Short exercise 1
In the mentoring article, at which university is the author one of two Chicana historians?

---------------

The Art of Mentoring

Pathways toward the Past: Mentoring for an Expansive, Inclusive, and Shared Sense of History

Ana Elizabeth Rosas | Jan 1, 2012

Being one of two Chicana historians at the University of California, Irvine (UCI), I take the responsibility for mentoring undergraduate and graduate students—especially underrepresented students of color—very seriously. I understand that my course offerings, office hours, and other forms of student-faculty interaction are among the few opportunities students have to engage with a working-class Mexican immigrant woman in the capacity of a historian, professor, and mentor. Following in the words of historian George Lipsitz, I believe that both the curriculum as well as out-of-class interactions allow us to "think about social relations and responsibilities in the past and present together."1

I teach Chicana/o history using multimedia presentations comprised of primary and secondary sources not only in the form of documentation, but also clothing, films, oral life histories, and songs, which familiarize students with the catalytic dynamism and expansiveness of Chicana/o history and reflect my priorities and sensibilities as a historian and potential mentor. Exposing students to these continuums of sources is critical to alerting them that a student-mentor relationship with me requires a shared appreciation for the powerful relevance of unearthing and interpreting the emotional depth and range—calidad humana and sentir (humanity and feeling) that animates the individuals that drive Chicana/o history. This intellectual introduction in the classroom has made productive mentoring relationships with students of diverse class, ethnic, intellectual, and racial backgrounds easier to enter into and nurture because they are already founded in shared intellectual interests.

---------------

Short exercise 2
Extract the rows word for word, from the first row up to and including the row containing "scale-bar-label-part: -1 <box>80 213".

Data for this exercise
---------------

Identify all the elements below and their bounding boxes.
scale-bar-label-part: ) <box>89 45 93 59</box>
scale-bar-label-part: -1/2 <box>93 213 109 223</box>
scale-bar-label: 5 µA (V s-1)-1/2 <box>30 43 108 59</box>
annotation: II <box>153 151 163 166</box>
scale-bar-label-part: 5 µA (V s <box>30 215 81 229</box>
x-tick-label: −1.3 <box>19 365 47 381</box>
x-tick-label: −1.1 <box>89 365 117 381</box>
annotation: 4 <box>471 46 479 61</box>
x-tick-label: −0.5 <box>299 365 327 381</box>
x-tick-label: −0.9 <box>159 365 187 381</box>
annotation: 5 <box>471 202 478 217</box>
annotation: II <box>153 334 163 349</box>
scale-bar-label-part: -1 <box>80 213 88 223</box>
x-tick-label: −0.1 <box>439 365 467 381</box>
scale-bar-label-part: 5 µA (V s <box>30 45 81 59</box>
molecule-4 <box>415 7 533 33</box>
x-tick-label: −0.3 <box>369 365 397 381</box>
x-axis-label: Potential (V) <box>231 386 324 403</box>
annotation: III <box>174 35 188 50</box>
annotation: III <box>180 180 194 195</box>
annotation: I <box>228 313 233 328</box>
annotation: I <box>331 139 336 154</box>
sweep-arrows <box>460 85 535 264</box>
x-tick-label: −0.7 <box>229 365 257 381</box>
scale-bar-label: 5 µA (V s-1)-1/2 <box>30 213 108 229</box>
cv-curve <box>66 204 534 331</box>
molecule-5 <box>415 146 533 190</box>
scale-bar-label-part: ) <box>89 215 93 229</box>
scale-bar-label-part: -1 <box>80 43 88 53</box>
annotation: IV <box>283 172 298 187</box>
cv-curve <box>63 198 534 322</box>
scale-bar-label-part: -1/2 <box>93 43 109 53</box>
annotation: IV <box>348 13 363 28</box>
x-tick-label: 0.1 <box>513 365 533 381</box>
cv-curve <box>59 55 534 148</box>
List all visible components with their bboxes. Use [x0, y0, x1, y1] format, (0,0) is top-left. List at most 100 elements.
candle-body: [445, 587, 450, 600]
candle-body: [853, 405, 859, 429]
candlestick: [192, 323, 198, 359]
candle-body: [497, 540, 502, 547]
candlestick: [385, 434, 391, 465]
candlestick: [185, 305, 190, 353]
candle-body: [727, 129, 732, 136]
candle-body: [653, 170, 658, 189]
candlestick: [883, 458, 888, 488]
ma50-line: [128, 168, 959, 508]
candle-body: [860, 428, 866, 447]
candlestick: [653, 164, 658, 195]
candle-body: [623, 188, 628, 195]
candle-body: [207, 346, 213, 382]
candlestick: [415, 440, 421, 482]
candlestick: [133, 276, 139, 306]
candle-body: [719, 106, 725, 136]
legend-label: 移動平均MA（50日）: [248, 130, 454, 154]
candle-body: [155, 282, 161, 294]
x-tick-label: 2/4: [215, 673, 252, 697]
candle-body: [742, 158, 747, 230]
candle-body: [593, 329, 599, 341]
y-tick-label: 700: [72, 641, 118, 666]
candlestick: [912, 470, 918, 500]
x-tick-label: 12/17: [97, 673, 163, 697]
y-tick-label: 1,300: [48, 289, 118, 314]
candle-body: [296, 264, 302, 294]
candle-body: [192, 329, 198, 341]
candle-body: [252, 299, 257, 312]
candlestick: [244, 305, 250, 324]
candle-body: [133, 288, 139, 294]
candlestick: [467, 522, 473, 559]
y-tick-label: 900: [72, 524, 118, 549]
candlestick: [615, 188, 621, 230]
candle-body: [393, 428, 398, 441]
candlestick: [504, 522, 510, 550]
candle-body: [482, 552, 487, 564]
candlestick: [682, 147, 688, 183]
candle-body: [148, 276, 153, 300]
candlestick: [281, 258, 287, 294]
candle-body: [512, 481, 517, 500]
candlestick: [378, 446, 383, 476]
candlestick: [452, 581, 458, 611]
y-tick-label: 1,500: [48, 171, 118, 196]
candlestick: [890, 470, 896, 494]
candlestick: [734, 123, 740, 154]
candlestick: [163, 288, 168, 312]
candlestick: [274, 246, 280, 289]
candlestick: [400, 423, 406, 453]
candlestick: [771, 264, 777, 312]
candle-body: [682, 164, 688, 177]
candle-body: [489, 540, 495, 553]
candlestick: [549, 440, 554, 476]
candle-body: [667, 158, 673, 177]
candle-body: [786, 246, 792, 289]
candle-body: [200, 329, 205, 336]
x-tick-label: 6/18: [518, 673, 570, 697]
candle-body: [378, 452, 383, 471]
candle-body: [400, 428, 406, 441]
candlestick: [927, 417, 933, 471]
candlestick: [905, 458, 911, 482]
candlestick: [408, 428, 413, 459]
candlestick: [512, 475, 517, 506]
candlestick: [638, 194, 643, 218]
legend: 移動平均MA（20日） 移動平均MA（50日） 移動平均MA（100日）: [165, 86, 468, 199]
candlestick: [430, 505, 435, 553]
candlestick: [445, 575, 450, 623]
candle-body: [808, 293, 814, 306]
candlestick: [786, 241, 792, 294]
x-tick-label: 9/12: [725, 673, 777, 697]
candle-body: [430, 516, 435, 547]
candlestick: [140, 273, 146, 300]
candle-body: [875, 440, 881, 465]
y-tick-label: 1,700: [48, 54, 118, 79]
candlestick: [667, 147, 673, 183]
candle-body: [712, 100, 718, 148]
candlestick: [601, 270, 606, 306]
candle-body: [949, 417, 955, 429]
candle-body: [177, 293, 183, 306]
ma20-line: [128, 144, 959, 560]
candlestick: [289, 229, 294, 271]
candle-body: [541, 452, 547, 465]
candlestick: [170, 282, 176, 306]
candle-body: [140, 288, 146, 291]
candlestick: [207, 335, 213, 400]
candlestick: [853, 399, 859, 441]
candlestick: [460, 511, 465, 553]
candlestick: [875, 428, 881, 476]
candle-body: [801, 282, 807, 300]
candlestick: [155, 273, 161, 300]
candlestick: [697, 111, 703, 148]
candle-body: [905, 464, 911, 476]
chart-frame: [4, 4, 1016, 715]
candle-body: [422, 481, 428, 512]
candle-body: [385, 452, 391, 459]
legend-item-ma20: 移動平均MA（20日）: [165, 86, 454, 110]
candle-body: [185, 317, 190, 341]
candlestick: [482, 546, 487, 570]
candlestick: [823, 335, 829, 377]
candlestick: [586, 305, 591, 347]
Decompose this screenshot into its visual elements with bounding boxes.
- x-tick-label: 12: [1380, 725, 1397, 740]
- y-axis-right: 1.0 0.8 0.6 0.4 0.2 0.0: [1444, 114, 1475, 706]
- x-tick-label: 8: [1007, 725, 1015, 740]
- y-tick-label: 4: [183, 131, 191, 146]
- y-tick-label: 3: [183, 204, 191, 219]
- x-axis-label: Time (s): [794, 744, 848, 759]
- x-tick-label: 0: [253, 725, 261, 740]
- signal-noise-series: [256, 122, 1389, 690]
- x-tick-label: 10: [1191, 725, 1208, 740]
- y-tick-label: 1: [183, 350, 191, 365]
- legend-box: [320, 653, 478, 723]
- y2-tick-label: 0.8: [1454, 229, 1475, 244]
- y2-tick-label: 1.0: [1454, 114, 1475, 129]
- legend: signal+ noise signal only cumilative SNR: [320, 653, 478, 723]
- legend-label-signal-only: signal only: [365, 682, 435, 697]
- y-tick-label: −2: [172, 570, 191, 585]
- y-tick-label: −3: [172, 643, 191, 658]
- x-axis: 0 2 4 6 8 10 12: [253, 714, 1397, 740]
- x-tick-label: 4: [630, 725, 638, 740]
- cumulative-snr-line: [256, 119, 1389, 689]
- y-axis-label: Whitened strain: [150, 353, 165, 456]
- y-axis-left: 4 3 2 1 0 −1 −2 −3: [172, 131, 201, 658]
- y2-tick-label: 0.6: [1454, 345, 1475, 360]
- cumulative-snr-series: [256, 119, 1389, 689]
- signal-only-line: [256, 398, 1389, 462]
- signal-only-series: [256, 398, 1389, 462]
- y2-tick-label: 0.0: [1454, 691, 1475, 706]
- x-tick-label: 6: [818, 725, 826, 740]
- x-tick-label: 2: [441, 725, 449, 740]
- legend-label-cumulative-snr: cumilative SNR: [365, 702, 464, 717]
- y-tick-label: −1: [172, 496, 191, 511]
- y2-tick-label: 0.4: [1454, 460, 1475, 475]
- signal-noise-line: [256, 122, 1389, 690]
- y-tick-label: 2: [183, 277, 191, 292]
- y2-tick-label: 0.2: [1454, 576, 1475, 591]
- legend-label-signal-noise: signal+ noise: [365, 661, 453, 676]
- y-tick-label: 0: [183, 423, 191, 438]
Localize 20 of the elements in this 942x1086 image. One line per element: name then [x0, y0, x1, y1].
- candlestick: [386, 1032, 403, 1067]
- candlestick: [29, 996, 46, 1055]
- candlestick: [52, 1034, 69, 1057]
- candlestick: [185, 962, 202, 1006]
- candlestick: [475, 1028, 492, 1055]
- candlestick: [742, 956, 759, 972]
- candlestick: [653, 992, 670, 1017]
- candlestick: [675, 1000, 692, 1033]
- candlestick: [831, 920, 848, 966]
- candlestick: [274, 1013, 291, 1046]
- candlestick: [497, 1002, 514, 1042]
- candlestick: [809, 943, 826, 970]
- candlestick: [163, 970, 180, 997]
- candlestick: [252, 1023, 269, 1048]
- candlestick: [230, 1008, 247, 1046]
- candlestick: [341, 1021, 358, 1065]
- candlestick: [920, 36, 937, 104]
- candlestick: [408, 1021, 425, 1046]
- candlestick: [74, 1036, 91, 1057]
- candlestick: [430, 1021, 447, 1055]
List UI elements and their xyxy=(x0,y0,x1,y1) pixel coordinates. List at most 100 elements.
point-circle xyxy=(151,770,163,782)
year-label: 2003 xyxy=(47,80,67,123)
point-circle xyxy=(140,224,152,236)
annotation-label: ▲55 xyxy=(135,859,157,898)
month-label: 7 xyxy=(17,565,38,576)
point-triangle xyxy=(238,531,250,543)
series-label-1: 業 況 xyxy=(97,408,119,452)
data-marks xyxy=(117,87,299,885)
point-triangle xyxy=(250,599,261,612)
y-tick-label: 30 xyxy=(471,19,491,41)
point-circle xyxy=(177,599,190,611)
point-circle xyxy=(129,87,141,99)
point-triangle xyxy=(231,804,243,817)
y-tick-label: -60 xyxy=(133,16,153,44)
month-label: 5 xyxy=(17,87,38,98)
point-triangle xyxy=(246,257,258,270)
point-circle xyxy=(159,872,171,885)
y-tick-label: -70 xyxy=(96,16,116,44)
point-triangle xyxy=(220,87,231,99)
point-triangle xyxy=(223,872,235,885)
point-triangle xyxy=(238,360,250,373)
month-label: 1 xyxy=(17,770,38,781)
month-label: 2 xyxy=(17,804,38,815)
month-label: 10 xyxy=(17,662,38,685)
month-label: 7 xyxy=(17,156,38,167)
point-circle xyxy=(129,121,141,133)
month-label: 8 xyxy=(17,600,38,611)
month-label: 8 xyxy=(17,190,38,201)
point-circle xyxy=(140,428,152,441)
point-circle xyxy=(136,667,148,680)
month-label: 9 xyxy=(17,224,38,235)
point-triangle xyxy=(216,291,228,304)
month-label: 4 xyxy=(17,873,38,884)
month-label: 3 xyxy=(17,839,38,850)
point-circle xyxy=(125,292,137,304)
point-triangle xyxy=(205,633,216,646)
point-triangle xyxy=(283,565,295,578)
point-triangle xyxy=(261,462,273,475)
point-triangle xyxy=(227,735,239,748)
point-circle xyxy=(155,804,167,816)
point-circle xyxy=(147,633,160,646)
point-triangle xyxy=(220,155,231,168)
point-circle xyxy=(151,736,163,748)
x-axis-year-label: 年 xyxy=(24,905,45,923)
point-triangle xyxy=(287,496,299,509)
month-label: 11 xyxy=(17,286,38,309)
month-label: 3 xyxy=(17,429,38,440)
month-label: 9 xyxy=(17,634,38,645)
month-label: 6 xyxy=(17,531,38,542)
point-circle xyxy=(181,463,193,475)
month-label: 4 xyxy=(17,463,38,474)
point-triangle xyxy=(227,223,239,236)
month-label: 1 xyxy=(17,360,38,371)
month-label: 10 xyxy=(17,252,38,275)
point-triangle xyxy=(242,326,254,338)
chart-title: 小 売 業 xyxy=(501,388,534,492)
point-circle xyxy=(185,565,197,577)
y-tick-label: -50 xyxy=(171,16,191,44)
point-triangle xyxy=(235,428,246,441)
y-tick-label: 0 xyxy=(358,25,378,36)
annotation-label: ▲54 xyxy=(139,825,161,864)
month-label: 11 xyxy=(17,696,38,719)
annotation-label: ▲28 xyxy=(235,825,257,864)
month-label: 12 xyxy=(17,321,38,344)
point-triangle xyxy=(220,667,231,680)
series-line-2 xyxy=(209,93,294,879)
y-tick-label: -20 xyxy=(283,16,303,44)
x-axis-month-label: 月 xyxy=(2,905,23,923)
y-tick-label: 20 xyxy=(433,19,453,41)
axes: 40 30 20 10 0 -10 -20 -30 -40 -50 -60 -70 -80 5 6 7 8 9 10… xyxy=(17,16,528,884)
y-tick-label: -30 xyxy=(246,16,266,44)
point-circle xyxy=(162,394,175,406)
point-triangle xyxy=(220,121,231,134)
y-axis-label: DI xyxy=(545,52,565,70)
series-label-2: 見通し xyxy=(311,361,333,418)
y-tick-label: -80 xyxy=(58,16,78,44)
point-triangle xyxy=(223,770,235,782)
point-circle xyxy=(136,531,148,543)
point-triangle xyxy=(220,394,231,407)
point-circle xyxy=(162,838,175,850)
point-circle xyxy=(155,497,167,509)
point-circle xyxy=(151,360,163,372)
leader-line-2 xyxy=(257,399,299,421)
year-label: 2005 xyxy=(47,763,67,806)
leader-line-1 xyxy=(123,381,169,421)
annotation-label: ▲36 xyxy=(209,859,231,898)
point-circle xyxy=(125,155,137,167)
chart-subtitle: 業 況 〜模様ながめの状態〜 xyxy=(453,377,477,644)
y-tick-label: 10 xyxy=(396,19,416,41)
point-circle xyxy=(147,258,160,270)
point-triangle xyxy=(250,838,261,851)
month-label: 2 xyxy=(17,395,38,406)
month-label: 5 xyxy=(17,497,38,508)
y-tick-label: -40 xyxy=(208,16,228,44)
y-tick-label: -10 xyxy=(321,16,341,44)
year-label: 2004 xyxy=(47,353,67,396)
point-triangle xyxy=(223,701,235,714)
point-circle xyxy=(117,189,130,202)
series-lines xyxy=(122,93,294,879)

---------------

Problem solution 1
The University of California, Irvine (UCI).

Problem solution 2
Identify all the elements below and their bounding boxes.
scale-bar-label-part: ) <box>89 45 93 59</box>
scale-bar-label-part: -1/2 <box>93 213 109 223</box>
scale-bar-label: 5 µA (V s-1)-1/2 <box>30 43 108 59</box>
annotation: II <box>153 151 163 166</box>
scale-bar-label-part: 5 µA (V s <box>30 215 81 229</box>
x-tick-label: −1.3 <box>19 365 47 381</box>
x-tick-label: −1.1 <box>89 365 117 381</box>
annotation: 4 <box>471 46 479 61</box>
x-tick-label: −0.5 <box>299 365 327 381</box>
x-tick-label: −0.9 <box>159 365 187 381</box>
annotation: 5 <box>471 202 478 217</box>
annotation: II <box>153 334 163 349</box>
scale-bar-label-part: -1 <box>80 213 88 223</box>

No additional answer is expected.